- _What you will do_:
Extract all of the entries and set them down verbatim.

- _Dataset content_:

'''

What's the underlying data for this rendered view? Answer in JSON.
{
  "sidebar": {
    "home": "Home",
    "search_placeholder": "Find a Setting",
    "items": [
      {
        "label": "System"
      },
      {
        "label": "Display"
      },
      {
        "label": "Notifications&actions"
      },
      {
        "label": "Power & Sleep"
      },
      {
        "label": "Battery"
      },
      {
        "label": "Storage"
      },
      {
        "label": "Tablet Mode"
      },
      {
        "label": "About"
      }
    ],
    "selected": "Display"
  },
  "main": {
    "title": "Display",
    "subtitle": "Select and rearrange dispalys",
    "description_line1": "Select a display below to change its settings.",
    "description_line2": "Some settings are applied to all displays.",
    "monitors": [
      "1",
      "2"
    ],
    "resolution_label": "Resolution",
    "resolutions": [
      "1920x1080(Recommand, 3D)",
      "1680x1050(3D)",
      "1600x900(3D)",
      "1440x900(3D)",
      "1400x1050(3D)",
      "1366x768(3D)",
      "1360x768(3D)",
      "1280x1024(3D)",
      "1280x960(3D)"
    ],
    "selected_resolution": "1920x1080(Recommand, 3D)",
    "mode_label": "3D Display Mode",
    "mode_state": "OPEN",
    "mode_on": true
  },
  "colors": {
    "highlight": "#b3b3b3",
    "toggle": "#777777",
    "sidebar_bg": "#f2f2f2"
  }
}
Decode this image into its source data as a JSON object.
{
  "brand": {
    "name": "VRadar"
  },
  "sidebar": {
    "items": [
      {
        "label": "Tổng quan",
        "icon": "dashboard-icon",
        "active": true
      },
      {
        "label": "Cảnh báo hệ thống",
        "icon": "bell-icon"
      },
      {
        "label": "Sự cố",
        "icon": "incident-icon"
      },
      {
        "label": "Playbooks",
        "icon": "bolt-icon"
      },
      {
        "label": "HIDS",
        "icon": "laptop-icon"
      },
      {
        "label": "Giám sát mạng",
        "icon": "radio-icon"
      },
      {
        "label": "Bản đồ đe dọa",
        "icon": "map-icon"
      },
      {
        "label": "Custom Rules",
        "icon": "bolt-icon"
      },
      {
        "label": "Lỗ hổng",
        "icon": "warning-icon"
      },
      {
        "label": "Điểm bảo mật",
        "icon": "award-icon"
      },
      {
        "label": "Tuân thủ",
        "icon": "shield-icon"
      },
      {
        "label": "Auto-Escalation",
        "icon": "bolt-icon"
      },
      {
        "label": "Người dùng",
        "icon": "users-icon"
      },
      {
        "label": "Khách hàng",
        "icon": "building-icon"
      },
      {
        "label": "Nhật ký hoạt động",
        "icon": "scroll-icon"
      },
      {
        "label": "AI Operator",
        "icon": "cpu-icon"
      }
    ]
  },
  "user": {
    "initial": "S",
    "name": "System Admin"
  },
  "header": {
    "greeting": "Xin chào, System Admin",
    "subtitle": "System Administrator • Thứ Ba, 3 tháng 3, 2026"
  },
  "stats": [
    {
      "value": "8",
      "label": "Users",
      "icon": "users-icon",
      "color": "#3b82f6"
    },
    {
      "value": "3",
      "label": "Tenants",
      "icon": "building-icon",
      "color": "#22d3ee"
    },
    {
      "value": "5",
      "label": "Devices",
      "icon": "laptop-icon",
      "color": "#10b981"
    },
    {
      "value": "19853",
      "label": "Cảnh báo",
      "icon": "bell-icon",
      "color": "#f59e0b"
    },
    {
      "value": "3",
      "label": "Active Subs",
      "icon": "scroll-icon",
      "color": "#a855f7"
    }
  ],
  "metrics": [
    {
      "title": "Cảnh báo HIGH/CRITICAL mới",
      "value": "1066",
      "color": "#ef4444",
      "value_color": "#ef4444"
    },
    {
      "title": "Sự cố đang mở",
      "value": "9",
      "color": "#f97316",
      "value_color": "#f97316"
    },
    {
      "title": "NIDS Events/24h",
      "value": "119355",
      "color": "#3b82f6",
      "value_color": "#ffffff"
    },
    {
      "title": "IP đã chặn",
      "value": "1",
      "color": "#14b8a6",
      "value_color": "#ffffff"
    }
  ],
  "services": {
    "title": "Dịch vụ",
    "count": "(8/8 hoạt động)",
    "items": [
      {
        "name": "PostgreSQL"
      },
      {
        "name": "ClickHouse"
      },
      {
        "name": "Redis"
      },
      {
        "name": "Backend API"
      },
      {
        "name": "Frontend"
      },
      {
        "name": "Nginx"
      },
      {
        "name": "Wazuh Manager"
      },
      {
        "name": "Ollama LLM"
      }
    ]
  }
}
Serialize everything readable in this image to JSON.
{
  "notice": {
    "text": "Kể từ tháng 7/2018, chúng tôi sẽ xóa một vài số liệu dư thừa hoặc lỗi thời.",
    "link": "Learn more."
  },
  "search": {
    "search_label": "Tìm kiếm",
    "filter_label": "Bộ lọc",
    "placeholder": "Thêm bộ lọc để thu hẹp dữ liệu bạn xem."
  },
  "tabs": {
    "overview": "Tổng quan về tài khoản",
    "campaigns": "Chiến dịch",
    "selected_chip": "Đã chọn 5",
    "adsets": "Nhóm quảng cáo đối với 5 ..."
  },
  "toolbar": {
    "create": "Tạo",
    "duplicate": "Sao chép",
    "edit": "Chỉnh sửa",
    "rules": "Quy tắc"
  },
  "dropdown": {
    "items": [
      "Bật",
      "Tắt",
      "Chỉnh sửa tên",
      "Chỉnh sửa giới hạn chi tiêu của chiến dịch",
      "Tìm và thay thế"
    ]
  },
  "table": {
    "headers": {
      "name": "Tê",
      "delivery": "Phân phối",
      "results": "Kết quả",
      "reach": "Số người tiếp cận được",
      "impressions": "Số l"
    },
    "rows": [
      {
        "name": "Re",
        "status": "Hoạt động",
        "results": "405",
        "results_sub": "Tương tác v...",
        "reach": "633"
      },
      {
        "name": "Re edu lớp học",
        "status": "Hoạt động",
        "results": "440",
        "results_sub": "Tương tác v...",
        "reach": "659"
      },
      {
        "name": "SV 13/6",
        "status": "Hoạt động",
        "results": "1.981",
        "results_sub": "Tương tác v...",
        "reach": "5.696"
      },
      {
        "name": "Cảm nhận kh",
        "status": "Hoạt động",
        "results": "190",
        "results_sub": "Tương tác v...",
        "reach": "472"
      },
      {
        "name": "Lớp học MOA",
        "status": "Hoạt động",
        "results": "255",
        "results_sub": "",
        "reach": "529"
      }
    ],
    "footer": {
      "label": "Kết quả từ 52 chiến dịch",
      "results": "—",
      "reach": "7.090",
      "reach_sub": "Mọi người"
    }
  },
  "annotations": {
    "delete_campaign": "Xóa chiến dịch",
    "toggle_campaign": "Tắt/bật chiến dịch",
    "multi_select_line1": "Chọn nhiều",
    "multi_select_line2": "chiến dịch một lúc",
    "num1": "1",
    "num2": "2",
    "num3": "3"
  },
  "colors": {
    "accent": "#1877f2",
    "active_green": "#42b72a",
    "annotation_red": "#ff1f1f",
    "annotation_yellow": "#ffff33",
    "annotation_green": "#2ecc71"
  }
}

'''

- _Solution to the problem_:
What's the underlying data for this rendered view? Answer in JSON.
{
  "sidebar": {
    "home": "Home",
    "search_placeholder": "Find a Setting",
    "items": [
      {
        "label": "System"
      },
      {
        "label": "Display"
      },
      {
        "label": "Notifications&actions"
      },
      {
        "label": "Power & Sleep"
      },
      {
        "label": "Battery"
      },
      {
        "label": "Storage"
      },
      {
        "label": "Tablet Mode"
      },
      {
        "label": "About"
      }
    ],
    "selected": "Display"
  },
  "main": {
    "title": "Display",
    "subtitle": "Select and rearrange dispalys",
    "description_line1": "Select a display below to change its settings.",
    "description_line2": "Some settings are applied to all displays.",
    "monitors": [
      "1",
      "2"
    ],
    "resolution_label": "Resolution",
    "resolutions": [
      "1920x1080(Recommand, 3D)",
      "1680x1050(3D)",
      "1600x900(3D)",
      "1440x900(3D)",
      "1400x1050(3D)",
      "1366x768(3D)",
      "1360x768(3D)",
      "1280x1024(3D)",
      "1280x960(3D)"
    ],
    "selected_resolution": "1920x1080(Recommand, 3D)",
    "mode_label": "3D Display Mode",
    "mode_state": "OPEN",
    "mode_on": true
  },
  "colors": {
    "highlight": "#b3b3b3",
    "toggle": "#777777",
    "sidebar_bg": "#f2f2f2"
  }
}
Decode this image into its source data as a JSON object.
{
  "brand": {
    "name": "VRadar"
  },
  "sidebar": {
    "items": [
      {
        "label": "Tổng quan",
        "icon": "dashboard-icon",
        "active": true
      },
      {
        "label": "Cảnh báo hệ thống",
        "icon": "bell-icon"
      },
      {
        "label": "Sự cố",
        "icon": "incident-icon"
      },
      {
        "label": "Playbooks",
        "icon": "bolt-icon"
      },
      {
        "label": "HIDS",
        "icon": "laptop-icon"
      },
      {
        "label": "Giám sát mạng",
        "icon": "radio-icon"
      },
      {
        "label": "Bản đồ đe dọa",
        "icon": "map-icon"
      },
      {
        "label": "Custom Rules",
        "icon": "bolt-icon"
      },
      {
        "label": "Lỗ hổng",
        "icon": "warning-icon"
      },
      {
        "label": "Điểm bảo mật",
        "icon": "award-icon"
      },
      {
        "label": "Tuân thủ",
        "icon": "shield-icon"
      },
      {
        "label": "Auto-Escalation",
        "icon": "bolt-icon"
      },
      {
        "label": "Người dùng",
        "icon": "users-icon"
      },
      {
        "label": "Khách hàng",
        "icon": "building-icon"
      },
      {
        "label": "Nhật ký hoạt động",
        "icon": "scroll-icon"
      },
      {
        "label": "AI Operator",
        "icon": "cpu-icon"
      }
    ]
  },
  "user": {
    "initial": "S",
    "name": "System Admin"
  },
  "header": {
    "greeting": "Xin chào, System Admin",
    "subtitle": "System Administrator • Thứ Ba, 3 tháng 3, 2026"
  },
  "stats": [
    {
      "value": "8",
      "label": "Users",
      "icon": "users-icon",
      "color": "#3b82f6"
    },
    {
      "value": "3",
      "label": "Tenants",
      "icon": "building-icon",
      "color": "#22d3ee"
    },
    {
      "value": "5",
      "label": "Devices",
      "icon": "laptop-icon",
      "color": "#10b981"
    },
    {
      "value": "19853",
      "label": "Cảnh báo",
      "icon": "bell-icon",
      "color": "#f59e0b"
    },
    {
      "value": "3",
      "label": "Active Subs",
      "icon": "scroll-icon",
      "color": "#a855f7"
    }
  ],
  "metrics": [
    {
      "title": "Cảnh báo HIGH/CRITICAL mới",
      "value": "1066",
      "color": "#ef4444",
      "value_color": "#ef4444"
    },
    {
      "title": "Sự cố đang mở",
      "value": "9",
      "color": "#f97316",
      "value_color": "#f97316"
    },
    {
      "title": "NIDS Events/24h",
      "value": "119355",
      "color": "#3b82f6",
      "value_color": "#ffffff"
    },
    {
      "title": "IP đã chặn",
      "value": "1",
      "color": "#14b8a6",
      "value_color": "#ffffff"
    }
  ],
  "services": {
    "title": "Dịch vụ",
    "count": "(8/8 hoạt động)",
    "items": [
      {
        "name": "PostgreSQL"
      },
      {
        "name": "ClickHouse"
      },
      {
        "name": "Redis"
      },
      {
        "name": "Backend API"
      },
      {
        "name": "Frontend"
      },
      {
        "name": "Nginx"
      },
      {
        "name": "Wazuh Manager"
      },
      {
        "name": "Ollama LLM"
      }
    ]
  }
}
Serialize everything readable in this image to JSON.
{
  "notice": {
    "text": "Kể từ tháng 7/2018, chúng tôi sẽ xóa một vài số liệu dư thừa hoặc lỗi thời.",
    "link": "Learn more."
  },
  "search": {
    "search_label": "Tìm kiếm",
    "filter_label": "Bộ lọc",
    "placeholder": "Thêm bộ lọc để thu hẹp dữ liệu bạn xem."
  },
  "tabs": {
    "overview": "Tổng quan về tài khoản",
    "campaigns": "Chiến dịch",
    "selected_chip": "Đã chọn 5",
    "adsets": "Nhóm quảng cáo đối với 5 ..."
  },
  "toolbar": {
    "create": "Tạo",
    "duplicate": "Sao chép",
    "edit": "Chỉnh sửa",
    "rules": "Quy tắc"
  },
  "dropdown": {
    "items": [
      "Bật",
      "Tắt",
      "Chỉnh sửa tên",
      "Chỉnh sửa giới hạn chi tiêu của chiến dịch",
      "Tìm và thay thế"
    ]
  },
  "table": {
    "headers": {
      "name": "Tê",
      "delivery": "Phân phối",
      "results": "Kết quả",
      "reach": "Số người tiếp cận được",
      "impressions": "Số l"
    },
    "rows": [
      {
        "name": "Re",
        "status": "Hoạt động",
        "results": "405",
        "results_sub": "Tương tác v...",
        "reach": "633"
      },
      {
        "name": "Re edu lớp học",
        "status": "Hoạt động",
        "results": "440",
        "results_sub": "Tương tác v...",
        "reach": "659"
      },
      {
        "name": "SV 13/6",
        "status": "Hoạt động",
        "results": "1.981",
        "results_sub": "Tương tác v...",
        "reach": "5.696"
      },
      {
        "name": "Cảm nhận kh",
        "status": "Hoạt động",
        "results": "190",
        "results_sub": "Tương tác v...",
        "reach": "472"
      },
      {
        "name": "Lớp học MOA",
        "status": "Hoạt động",
        "results": "255",
        "results_sub": "",
        "reach": "529"
      }
    ],
    "footer": {
      "label": "Kết quả từ 52 chiến dịch",
      "results": "—",
      "reach": "7.090",
      "reach_sub": "Mọi người"
    }
  },
  "annotations": {
    "delete_campaign": "Xóa chiến dịch",
    "toggle_campaign": "Tắt/bật chiến dịch",
    "multi_select_line1": "Chọn nhiều",
    "multi_select_line2": "chiến dịch một lúc",
    "num1": "1",
    "num2": "2",
    "num3": "3"
  },
  "colors": {
    "accent": "#1877f2",
    "active_green": "#42b72a",
    "annotation_red": "#ff1f1f",
    "annotation_yellow": "#ffff33",
    "annotation_green": "#2ecc71"
  }
}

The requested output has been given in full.